-------- DATASET RECORDS

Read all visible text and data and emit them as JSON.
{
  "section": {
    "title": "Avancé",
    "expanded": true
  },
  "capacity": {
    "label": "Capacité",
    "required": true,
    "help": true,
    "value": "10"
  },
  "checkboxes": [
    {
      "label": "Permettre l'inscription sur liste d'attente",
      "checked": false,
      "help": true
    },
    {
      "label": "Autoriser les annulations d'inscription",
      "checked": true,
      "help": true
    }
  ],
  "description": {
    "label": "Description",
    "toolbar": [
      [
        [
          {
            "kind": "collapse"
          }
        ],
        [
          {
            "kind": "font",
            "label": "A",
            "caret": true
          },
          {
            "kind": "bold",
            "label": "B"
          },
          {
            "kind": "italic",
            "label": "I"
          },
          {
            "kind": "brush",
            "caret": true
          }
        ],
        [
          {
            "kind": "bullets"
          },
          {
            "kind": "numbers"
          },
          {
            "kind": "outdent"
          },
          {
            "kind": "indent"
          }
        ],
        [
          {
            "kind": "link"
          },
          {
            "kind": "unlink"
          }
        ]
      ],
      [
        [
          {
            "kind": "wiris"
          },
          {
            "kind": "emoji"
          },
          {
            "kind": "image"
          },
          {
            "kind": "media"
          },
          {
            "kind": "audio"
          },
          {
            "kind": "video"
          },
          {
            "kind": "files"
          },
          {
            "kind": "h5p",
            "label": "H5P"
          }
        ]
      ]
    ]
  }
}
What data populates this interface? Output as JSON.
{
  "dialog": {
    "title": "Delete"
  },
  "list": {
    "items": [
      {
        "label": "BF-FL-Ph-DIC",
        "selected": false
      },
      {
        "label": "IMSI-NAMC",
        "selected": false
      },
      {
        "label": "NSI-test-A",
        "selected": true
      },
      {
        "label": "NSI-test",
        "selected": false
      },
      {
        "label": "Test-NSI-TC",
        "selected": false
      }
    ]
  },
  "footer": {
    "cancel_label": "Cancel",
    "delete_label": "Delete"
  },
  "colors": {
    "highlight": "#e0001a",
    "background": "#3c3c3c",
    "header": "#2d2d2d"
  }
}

----------------

• GOAL: Return every entry exactly as given.

• COMPLETE RESPONSE:
Read all visible text and data and emit them as JSON.
{
  "section": {
    "title": "Avancé",
    "expanded": true
  },
  "capacity": {
    "label": "Capacité",
    "required": true,
    "help": true,
    "value": "10"
  },
  "checkboxes": [
    {
      "label": "Permettre l'inscription sur liste d'attente",
      "checked": false,
      "help": true
    },
    {
      "label": "Autoriser les annulations d'inscription",
      "checked": true,
      "help": true
    }
  ],
  "description": {
    "label": "Description",
    "toolbar": [
      [
        [
          {
            "kind": "collapse"
          }
        ],
        [
          {
            "kind": "font",
            "label": "A",
            "caret": true
          },
          {
            "kind": "bold",
            "label": "B"
          },
          {
            "kind": "italic",
            "label": "I"
          },
          {
            "kind": "brush",
            "caret": true
          }
        ],
        [
          {
            "kind": "bullets"
          },
          {
            "kind": "numbers"
          },
          {
            "kind": "outdent"
          },
          {
            "kind": "indent"
          }
        ],
        [
          {
            "kind": "link"
          },
          {
            "kind": "unlink"
          }
        ]
      ],
      [
        [
          {
            "kind": "wiris"
          },
          {
            "kind": "emoji"
          },
          {
            "kind": "image"
          },
          {
            "kind": "media"
          },
          {
            "kind": "audio"
          },
          {
            "kind": "video"
          },
          {
            "kind": "files"
          },
          {
            "kind": "h5p",
            "label": "H5P"
          }
        ]
      ]
    ]
  }
}
What data populates this interface? Output as JSON.
{
  "dialog": {
    "title": "Delete"
  },
  "list": {
    "items": [
      {
        "label": "BF-FL-Ph-DIC",
        "selected": false
      },
      {
        "label": "IMSI-NAMC",
        "selected": false
      },
      {
        "label": "NSI-test-A",
        "selected": true
      },
      {
        "label": "NSI-test",
        "selected": false
      },
      {
        "label": "Test-NSI-TC",
        "selected": false
      }
    ]
  },
  "footer": {
    "cancel_label": "Cancel",
    "delete_label": "Delete"
  },
  "colors": {
    "highlight": "#e0001a",
    "background": "#3c3c3c",
    "header": "#2d2d2d"
  }
}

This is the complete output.